"""
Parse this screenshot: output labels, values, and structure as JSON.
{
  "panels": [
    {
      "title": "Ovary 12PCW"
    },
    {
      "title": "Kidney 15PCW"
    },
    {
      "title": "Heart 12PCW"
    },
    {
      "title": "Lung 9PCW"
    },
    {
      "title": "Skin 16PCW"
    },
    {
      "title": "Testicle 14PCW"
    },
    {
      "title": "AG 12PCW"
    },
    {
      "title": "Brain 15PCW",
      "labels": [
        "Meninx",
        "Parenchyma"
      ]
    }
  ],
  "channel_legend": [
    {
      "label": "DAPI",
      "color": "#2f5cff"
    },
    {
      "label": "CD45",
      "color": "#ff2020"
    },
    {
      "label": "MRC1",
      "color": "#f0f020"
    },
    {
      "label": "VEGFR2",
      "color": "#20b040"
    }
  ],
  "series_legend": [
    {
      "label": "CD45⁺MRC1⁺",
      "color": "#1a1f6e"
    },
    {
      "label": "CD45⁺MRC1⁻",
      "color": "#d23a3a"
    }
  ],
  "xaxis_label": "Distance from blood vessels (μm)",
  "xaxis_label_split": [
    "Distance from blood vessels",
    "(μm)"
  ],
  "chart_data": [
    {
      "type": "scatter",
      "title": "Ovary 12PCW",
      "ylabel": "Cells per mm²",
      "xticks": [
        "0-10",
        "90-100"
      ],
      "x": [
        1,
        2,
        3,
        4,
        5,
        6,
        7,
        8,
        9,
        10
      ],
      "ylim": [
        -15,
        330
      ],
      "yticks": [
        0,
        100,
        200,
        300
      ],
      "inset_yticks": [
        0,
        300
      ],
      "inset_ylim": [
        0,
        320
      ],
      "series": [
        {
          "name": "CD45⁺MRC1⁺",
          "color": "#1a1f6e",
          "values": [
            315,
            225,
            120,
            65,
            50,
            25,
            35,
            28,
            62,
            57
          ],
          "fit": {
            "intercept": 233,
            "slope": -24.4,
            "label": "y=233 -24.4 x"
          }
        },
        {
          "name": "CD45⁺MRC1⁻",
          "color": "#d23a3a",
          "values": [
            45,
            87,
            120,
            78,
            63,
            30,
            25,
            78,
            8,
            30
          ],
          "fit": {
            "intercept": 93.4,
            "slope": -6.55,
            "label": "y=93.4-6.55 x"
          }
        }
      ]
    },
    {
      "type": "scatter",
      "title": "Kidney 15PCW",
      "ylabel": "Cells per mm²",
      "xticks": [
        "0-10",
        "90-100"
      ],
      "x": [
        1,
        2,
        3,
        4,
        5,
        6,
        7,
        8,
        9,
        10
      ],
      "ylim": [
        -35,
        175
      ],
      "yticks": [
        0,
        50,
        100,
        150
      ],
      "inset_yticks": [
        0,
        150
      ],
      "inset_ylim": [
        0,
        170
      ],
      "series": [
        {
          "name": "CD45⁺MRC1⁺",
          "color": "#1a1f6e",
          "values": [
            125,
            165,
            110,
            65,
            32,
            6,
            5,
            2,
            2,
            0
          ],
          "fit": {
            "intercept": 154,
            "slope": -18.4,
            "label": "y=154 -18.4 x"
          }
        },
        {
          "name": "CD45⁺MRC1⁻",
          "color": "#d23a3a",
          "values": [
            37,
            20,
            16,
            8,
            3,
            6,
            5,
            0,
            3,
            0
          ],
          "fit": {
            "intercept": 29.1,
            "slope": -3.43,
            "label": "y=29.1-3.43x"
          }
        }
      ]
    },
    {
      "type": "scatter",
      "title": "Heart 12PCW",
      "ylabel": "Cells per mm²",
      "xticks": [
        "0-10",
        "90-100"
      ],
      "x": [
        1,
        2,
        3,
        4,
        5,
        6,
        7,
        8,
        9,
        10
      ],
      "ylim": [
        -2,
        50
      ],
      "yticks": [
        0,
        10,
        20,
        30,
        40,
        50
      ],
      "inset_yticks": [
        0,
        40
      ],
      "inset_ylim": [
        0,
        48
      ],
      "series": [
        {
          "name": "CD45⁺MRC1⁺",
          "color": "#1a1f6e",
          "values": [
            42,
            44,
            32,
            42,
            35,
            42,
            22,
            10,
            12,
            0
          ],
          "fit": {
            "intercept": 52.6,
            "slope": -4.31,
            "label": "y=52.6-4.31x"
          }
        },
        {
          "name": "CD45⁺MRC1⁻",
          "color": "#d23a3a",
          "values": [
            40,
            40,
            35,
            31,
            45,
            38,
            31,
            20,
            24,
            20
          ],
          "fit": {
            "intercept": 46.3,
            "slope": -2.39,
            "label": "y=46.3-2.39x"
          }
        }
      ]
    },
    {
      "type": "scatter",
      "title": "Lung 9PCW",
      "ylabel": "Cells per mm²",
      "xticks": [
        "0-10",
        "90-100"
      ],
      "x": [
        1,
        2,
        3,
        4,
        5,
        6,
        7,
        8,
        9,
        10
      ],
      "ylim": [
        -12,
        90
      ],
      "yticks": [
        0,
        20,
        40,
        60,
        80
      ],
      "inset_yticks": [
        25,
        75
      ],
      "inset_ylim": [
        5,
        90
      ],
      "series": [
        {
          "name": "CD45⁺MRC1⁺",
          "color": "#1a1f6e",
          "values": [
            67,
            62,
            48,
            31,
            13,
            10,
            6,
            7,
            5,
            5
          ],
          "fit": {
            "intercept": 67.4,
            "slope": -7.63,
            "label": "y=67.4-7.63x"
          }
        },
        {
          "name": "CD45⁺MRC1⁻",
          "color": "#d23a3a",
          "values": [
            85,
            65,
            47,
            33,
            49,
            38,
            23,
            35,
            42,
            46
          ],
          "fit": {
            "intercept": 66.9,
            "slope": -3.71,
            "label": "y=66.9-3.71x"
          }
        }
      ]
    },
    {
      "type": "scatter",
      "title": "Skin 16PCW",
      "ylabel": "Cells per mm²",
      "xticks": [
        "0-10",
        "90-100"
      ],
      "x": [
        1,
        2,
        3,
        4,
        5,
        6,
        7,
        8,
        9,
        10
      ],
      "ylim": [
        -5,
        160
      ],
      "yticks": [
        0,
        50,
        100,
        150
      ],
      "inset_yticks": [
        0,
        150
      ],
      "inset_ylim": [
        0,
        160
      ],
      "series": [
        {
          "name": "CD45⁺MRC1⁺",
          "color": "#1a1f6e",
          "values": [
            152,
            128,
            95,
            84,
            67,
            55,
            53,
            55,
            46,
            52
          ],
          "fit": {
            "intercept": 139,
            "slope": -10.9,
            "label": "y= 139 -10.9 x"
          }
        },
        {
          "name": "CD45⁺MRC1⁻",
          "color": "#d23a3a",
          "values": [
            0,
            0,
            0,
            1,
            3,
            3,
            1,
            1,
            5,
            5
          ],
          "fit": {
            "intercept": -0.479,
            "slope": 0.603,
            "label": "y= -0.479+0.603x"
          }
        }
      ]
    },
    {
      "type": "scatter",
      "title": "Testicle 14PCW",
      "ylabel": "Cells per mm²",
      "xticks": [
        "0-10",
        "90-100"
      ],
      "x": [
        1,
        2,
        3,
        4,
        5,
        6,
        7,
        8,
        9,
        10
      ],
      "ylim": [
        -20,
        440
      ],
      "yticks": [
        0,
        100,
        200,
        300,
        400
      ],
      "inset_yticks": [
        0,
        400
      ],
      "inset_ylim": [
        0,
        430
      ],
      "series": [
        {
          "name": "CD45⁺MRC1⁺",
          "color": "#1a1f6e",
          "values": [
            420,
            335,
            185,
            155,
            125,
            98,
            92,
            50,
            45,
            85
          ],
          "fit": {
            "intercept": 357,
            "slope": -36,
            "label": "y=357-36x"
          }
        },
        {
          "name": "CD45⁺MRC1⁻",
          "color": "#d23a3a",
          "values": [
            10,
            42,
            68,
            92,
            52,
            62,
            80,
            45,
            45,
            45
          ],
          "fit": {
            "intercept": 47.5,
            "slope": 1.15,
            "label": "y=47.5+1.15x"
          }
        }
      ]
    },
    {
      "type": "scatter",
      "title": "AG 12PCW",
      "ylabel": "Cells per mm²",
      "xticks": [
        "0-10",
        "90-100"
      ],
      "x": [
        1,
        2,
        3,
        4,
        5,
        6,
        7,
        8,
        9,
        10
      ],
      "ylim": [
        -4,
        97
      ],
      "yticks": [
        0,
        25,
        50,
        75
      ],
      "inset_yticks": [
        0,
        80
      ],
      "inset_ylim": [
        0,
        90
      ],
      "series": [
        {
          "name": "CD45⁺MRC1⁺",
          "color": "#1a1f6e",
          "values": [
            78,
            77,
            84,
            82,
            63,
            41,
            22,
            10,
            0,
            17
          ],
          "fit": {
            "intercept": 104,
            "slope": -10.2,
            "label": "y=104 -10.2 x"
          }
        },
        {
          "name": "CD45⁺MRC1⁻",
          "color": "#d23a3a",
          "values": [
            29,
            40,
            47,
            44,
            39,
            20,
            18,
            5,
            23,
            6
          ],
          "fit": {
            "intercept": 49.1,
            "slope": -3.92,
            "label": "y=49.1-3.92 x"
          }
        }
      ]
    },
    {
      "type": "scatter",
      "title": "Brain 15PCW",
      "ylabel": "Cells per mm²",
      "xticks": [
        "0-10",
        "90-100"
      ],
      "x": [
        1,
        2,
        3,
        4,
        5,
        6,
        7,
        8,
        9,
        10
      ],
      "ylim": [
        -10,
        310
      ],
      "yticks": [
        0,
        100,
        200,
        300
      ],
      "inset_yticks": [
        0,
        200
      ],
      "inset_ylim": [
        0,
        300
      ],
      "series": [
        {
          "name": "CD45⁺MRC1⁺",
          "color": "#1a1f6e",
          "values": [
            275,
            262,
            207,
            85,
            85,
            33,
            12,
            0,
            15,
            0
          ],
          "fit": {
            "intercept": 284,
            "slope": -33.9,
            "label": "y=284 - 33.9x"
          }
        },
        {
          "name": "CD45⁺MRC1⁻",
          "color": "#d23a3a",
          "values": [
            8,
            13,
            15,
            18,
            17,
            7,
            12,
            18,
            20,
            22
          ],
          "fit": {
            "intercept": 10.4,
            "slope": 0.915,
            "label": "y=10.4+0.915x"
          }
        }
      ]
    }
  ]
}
"""
• REQUEST
Scan the listing above and identify each line holding the string "from"; copy every such line.

• SOLVED EXERCISE
  "xaxis_label": "Distance from blood vessels (μm)",
    "Distance from blood vessels",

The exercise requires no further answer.